**SHORT EXERCISE:** Rewrite the items from the line containing "Segment this screenshot: for" through the line containing "print-link[interactable]: Print (56, 47, 80, 61)", replacing "blessing-item" with "greeting-item" and leaving everything else unchanged.

* * *

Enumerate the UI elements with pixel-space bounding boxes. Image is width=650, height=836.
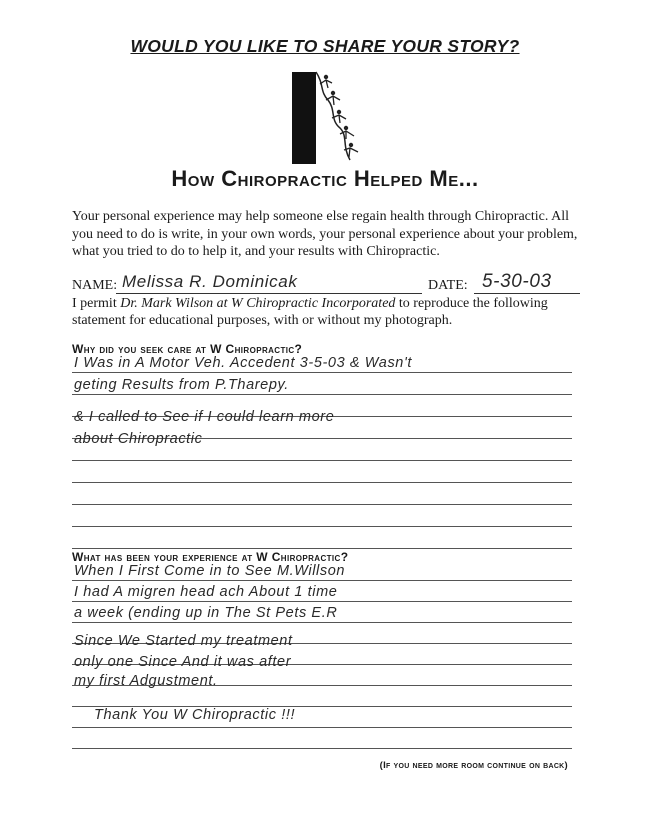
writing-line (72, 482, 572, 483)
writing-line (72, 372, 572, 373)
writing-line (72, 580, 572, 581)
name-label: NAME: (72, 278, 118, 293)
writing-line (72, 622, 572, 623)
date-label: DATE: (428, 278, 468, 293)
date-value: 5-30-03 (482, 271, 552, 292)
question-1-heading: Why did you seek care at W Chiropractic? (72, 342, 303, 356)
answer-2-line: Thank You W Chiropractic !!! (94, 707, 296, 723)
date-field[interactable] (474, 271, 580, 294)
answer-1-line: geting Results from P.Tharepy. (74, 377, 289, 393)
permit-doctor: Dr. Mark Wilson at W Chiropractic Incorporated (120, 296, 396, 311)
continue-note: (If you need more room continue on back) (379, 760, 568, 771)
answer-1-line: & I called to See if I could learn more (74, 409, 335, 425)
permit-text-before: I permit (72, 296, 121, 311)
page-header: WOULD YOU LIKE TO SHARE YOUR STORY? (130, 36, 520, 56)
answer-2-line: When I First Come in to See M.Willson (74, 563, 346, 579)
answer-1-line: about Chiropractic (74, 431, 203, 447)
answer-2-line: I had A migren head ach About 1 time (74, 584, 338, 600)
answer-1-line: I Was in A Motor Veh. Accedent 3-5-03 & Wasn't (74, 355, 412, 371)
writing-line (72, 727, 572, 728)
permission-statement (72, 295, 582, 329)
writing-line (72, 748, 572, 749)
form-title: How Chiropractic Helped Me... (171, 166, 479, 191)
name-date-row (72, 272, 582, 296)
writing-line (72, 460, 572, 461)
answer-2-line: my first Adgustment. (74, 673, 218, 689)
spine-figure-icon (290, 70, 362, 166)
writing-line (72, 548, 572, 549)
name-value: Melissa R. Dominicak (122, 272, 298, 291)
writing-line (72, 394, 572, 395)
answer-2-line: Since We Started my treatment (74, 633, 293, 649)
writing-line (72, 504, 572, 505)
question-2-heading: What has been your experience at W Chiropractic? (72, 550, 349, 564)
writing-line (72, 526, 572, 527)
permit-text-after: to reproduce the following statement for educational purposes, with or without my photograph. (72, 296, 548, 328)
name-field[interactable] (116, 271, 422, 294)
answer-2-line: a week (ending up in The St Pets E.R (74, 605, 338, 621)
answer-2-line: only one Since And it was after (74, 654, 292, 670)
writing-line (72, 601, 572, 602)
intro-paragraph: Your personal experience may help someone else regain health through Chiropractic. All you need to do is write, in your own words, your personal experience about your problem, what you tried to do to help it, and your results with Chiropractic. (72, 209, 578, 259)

* * *

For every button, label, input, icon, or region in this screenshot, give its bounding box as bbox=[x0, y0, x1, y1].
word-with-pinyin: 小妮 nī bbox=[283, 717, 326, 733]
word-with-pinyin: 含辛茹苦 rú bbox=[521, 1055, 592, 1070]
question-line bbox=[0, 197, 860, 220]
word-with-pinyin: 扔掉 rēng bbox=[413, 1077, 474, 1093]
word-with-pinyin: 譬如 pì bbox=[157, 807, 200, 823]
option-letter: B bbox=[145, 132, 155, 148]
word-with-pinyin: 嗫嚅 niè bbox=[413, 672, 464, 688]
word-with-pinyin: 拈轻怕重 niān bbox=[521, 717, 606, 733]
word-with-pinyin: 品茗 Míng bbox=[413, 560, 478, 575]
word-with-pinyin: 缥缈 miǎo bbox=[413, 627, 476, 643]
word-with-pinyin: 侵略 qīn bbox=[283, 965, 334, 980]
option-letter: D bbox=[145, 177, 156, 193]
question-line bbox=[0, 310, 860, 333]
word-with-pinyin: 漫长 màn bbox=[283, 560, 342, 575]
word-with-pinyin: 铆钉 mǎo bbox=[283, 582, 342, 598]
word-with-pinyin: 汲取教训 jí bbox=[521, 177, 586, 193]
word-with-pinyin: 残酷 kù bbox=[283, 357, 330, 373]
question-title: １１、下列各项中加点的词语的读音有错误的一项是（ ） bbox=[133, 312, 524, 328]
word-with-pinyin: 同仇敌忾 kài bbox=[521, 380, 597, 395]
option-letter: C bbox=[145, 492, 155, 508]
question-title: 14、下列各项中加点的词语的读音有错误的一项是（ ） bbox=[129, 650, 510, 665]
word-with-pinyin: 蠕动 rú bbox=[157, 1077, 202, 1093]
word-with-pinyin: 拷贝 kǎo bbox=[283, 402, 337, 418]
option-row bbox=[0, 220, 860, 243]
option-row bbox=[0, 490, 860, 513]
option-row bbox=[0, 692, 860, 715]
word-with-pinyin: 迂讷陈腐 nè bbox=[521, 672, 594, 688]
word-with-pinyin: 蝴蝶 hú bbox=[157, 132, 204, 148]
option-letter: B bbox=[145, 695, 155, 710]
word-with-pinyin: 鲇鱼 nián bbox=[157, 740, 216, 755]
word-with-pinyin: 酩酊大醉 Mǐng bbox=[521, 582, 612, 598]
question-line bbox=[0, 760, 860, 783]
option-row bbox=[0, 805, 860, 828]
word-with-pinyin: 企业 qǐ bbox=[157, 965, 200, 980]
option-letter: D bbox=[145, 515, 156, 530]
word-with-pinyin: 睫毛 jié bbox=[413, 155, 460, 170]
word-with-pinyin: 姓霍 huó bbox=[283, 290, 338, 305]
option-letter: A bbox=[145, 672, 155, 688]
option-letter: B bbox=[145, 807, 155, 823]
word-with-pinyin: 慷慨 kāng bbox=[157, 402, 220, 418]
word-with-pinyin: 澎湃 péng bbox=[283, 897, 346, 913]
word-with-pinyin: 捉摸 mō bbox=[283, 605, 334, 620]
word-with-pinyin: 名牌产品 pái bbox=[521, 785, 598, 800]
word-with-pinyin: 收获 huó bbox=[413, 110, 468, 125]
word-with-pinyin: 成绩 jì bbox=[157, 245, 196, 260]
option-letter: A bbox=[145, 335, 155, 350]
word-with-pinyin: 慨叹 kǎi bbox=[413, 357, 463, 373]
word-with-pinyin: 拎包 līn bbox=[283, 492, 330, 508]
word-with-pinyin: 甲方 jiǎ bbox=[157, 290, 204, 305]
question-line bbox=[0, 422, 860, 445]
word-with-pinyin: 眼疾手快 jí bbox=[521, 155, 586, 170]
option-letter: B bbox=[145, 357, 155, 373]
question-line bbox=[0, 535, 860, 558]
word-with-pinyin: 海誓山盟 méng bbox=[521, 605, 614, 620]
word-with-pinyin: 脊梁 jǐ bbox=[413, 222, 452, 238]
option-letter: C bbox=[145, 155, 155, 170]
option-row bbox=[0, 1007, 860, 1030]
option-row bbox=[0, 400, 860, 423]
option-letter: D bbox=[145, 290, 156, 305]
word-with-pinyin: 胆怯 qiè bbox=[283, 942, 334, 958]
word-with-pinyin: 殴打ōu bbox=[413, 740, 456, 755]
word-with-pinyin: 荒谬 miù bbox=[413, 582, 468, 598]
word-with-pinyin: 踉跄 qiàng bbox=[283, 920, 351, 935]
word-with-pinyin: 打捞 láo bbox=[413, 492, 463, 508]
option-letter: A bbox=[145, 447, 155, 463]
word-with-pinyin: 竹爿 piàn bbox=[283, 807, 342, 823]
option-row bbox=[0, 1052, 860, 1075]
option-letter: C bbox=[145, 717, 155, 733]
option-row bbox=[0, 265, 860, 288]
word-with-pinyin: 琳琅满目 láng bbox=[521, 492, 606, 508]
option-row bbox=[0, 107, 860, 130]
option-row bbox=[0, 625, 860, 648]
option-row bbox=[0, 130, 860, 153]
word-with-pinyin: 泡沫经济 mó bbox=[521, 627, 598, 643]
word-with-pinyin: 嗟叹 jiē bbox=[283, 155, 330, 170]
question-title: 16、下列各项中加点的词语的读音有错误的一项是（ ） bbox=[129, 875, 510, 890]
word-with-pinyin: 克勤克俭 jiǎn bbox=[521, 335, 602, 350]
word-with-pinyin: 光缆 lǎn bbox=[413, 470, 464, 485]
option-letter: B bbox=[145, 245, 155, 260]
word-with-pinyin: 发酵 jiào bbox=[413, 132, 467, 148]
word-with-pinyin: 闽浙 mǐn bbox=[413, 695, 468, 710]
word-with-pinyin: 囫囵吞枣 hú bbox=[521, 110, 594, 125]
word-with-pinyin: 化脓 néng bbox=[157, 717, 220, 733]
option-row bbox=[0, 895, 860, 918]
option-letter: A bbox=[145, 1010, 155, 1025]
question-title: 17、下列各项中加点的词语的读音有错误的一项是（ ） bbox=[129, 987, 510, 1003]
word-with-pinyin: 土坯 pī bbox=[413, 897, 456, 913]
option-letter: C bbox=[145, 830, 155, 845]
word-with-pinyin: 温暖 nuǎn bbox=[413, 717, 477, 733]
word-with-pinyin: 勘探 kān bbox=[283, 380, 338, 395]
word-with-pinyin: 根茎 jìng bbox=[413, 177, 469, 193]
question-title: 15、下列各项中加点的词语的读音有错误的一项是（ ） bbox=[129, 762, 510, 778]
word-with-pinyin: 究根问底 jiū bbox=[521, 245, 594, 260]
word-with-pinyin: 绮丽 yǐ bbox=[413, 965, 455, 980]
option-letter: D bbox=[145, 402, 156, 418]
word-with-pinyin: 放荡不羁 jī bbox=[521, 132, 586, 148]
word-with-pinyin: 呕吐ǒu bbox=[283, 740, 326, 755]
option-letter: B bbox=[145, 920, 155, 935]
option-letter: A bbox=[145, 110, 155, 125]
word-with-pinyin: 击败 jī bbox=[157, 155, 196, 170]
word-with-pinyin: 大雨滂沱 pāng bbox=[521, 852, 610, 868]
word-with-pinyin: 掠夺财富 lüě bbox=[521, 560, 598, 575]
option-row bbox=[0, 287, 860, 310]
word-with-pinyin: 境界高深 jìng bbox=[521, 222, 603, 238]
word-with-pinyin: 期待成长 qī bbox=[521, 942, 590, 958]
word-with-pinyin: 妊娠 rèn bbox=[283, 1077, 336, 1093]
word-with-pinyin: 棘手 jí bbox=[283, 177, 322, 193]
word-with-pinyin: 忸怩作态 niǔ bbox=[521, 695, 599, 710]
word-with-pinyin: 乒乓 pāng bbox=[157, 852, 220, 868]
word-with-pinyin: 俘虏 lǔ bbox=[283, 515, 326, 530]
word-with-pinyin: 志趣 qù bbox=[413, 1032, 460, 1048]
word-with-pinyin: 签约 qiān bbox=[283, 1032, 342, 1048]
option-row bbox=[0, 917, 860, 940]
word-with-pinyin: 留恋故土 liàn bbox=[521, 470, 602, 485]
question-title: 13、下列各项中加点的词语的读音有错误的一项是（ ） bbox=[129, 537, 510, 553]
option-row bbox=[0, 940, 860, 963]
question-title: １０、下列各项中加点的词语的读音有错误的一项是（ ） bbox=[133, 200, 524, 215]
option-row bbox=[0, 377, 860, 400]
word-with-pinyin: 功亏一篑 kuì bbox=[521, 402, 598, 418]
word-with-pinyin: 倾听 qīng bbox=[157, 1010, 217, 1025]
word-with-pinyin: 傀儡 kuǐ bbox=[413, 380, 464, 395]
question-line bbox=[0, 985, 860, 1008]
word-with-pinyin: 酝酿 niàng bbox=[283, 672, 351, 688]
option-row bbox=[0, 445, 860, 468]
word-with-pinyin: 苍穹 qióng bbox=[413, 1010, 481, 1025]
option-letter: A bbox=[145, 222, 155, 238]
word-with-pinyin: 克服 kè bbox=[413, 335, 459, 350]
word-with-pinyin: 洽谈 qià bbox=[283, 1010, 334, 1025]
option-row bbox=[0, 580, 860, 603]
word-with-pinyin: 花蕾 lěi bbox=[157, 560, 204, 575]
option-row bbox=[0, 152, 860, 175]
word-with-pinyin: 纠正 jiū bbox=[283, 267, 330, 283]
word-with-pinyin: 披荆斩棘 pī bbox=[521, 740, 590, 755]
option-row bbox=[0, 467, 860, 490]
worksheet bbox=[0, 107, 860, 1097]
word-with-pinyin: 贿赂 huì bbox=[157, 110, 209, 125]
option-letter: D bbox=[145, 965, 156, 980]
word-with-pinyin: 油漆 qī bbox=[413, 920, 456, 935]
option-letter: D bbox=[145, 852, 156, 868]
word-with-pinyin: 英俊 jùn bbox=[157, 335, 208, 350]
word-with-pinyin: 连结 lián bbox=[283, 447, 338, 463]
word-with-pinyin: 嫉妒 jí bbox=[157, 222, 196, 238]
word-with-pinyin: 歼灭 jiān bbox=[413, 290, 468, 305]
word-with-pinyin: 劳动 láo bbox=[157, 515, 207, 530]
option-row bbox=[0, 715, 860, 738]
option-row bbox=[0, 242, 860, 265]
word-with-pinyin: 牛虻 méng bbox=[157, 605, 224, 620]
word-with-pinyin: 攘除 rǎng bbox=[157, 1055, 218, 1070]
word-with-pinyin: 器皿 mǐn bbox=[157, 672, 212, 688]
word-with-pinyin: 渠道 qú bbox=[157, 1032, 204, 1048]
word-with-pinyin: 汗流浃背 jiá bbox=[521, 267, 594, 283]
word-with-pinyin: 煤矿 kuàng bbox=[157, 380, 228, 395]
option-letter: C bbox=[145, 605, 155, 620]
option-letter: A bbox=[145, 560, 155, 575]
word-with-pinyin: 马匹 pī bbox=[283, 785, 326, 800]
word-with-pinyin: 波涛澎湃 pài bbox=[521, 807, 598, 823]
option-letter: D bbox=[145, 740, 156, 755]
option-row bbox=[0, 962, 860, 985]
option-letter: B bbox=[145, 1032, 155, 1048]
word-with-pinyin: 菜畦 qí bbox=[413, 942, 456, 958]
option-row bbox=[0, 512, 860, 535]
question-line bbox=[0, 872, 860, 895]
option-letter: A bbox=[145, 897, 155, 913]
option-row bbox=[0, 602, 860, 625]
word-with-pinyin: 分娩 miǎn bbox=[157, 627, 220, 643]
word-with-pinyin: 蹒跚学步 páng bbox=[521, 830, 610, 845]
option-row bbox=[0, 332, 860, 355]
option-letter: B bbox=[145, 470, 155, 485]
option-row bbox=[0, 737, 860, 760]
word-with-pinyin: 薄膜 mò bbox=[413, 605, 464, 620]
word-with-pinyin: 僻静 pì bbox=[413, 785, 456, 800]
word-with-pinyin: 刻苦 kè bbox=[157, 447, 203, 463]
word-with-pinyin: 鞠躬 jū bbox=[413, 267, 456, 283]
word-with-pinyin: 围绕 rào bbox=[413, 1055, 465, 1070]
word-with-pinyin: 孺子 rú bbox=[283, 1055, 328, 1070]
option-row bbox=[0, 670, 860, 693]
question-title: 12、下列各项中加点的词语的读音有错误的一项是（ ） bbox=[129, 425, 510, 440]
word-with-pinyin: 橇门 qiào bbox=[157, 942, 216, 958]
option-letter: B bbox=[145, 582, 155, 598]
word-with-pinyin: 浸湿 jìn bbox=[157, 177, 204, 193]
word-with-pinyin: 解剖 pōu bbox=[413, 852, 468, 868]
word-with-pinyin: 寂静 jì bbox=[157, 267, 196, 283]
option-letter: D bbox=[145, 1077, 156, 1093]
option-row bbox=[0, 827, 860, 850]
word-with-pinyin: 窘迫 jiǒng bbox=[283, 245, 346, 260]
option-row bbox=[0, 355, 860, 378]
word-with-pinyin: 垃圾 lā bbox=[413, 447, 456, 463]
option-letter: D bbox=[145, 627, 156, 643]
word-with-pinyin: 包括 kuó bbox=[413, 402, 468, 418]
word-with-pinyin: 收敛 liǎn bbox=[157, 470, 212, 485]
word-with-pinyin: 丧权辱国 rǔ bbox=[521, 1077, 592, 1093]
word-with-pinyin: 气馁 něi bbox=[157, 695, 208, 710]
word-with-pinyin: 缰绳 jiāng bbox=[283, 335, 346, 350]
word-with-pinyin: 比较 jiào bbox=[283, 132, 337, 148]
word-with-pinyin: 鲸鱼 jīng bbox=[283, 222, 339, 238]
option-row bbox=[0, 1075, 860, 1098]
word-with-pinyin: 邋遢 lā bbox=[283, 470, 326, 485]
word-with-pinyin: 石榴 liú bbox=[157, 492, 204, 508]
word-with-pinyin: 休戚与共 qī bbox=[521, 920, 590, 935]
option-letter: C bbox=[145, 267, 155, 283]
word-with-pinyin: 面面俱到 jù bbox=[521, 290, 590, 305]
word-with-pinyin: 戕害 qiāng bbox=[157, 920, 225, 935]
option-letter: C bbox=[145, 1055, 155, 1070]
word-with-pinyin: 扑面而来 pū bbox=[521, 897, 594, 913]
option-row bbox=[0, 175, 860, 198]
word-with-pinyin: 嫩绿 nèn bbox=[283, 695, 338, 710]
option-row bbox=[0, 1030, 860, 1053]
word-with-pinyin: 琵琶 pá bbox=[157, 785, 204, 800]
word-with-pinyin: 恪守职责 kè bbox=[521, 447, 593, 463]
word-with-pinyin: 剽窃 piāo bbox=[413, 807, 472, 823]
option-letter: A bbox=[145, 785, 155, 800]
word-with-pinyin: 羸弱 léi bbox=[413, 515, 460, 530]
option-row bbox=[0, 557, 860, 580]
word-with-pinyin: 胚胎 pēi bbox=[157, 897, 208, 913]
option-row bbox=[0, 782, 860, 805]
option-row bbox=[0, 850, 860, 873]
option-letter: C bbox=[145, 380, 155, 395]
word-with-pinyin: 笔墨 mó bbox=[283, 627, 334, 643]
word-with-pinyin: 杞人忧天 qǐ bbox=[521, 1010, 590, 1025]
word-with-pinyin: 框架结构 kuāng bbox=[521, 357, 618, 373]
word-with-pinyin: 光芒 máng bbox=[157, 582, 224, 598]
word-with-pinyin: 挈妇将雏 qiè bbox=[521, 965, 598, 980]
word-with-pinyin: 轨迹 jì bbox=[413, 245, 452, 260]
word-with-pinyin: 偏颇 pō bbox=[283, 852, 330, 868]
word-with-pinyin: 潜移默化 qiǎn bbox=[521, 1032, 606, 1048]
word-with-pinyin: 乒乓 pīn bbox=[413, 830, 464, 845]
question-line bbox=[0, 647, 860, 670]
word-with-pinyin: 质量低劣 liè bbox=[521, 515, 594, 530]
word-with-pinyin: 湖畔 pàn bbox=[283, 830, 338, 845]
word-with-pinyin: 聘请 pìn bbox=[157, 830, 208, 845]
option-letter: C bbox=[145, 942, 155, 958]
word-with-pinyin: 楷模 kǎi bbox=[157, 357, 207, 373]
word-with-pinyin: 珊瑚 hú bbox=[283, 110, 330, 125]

* * *

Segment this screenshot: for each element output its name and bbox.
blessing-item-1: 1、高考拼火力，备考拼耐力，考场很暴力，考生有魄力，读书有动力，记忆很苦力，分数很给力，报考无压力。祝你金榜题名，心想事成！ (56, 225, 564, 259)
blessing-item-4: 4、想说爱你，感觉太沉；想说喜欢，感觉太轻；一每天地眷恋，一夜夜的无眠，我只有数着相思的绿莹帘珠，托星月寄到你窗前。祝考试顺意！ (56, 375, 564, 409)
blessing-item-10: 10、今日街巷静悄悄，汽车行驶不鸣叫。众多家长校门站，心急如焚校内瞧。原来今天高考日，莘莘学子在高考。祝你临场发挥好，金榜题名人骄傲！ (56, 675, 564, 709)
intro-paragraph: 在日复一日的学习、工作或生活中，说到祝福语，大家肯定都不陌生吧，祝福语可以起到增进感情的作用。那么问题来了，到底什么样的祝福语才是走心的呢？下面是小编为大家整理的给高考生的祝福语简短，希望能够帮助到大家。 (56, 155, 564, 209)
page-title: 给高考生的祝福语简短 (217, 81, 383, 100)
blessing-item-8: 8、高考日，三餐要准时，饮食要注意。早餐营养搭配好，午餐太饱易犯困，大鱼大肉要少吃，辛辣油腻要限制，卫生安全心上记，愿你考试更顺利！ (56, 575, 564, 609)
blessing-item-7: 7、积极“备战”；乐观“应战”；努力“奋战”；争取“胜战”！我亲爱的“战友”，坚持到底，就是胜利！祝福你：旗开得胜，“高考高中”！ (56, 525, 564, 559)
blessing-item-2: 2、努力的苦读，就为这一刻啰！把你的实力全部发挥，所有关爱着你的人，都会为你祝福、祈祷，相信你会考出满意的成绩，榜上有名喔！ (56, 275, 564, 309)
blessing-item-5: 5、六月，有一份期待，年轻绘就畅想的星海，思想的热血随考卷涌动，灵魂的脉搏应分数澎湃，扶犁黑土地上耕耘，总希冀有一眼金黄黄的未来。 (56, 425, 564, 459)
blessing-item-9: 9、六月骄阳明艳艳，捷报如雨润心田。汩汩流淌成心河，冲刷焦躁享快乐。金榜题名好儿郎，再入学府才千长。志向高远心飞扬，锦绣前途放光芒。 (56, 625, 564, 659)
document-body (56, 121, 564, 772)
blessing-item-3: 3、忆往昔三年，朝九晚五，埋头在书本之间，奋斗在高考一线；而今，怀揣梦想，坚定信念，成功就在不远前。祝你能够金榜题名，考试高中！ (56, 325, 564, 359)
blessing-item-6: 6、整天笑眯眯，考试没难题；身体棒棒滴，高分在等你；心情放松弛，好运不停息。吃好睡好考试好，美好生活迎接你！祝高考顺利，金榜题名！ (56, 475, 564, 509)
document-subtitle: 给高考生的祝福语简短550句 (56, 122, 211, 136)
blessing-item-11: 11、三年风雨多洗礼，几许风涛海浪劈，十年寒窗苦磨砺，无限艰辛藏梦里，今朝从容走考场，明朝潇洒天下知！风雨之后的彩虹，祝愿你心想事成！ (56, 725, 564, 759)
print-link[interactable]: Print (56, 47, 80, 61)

* * *

**TASK SOLUTION:**
Segment this screenshot: for each element output its name and bbox.
greeting-item-1: 1、高考拼火力，备考拼耐力，考场很暴力，考生有魄力，读书有动力，记忆很苦力，分数很给力，报考无压力。祝你金榜题名，心想事成！ (56, 225, 564, 259)
greeting-item-4: 4、想说爱你，感觉太沉；想说喜欢，感觉太轻；一每天地眷恋，一夜夜的无眠，我只有数着相思的绿莹帘珠，托星月寄到你窗前。祝考试顺意！ (56, 375, 564, 409)
greeting-item-10: 10、今日街巷静悄悄，汽车行驶不鸣叫。众多家长校门站，心急如焚校内瞧。原来今天高考日，莘莘学子在高考。祝你临场发挥好，金榜题名人骄傲！ (56, 675, 564, 709)
intro-paragraph: 在日复一日的学习、工作或生活中，说到祝福语，大家肯定都不陌生吧，祝福语可以起到增进感情的作用。那么问题来了，到底什么样的祝福语才是走心的呢？下面是小编为大家整理的给高考生的祝福语简短，希望能够帮助到大家。 (56, 155, 564, 209)
page-title: 给高考生的祝福语简短 (217, 81, 383, 100)
greeting-item-8: 8、高考日，三餐要准时，饮食要注意。早餐营养搭配好，午餐太饱易犯困，大鱼大肉要少吃，辛辣油腻要限制，卫生安全心上记，愿你考试更顺利！ (56, 575, 564, 609)
greeting-item-7: 7、积极“备战”；乐观“应战”；努力“奋战”；争取“胜战”！我亲爱的“战友”，坚持到底，就是胜利！祝福你：旗开得胜，“高考高中”！ (56, 525, 564, 559)
greeting-item-2: 2、努力的苦读，就为这一刻啰！把你的实力全部发挥，所有关爱着你的人，都会为你祝福、祈祷，相信你会考出满意的成绩，榜上有名喔！ (56, 275, 564, 309)
greeting-item-5: 5、六月，有一份期待，年轻绘就畅想的星海，思想的热血随考卷涌动，灵魂的脉搏应分数澎湃，扶犁黑土地上耕耘，总希冀有一眼金黄黄的未来。 (56, 425, 564, 459)
greeting-item-9: 9、六月骄阳明艳艳，捷报如雨润心田。汩汩流淌成心河，冲刷焦躁享快乐。金榜题名好儿郎，再入学府才千长。志向高远心飞扬，锦绣前途放光芒。 (56, 625, 564, 659)
document-body (56, 121, 564, 772)
greeting-item-3: 3、忆往昔三年，朝九晚五，埋头在书本之间，奋斗在高考一线；而今，怀揣梦想，坚定信念，成功就在不远前。祝你能够金榜题名，考试高中！ (56, 325, 564, 359)
greeting-item-6: 6、整天笑眯眯，考试没难题；身体棒棒滴，高分在等你；心情放松弛，好运不停息。吃好睡好考试好，美好生活迎接你！祝高考顺利，金榜题名！ (56, 475, 564, 509)
document-subtitle: 给高考生的祝福语简短550句 (56, 122, 211, 136)
greeting-item-11: 11、三年风雨多洗礼，几许风涛海浪劈，十年寒窗苦磨砺，无限艰辛藏梦里，今朝从容走考场，明朝潇洒天下知！风雨之后的彩虹，祝愿你心想事成！ (56, 725, 564, 759)
print-link[interactable]: Print (56, 47, 80, 61)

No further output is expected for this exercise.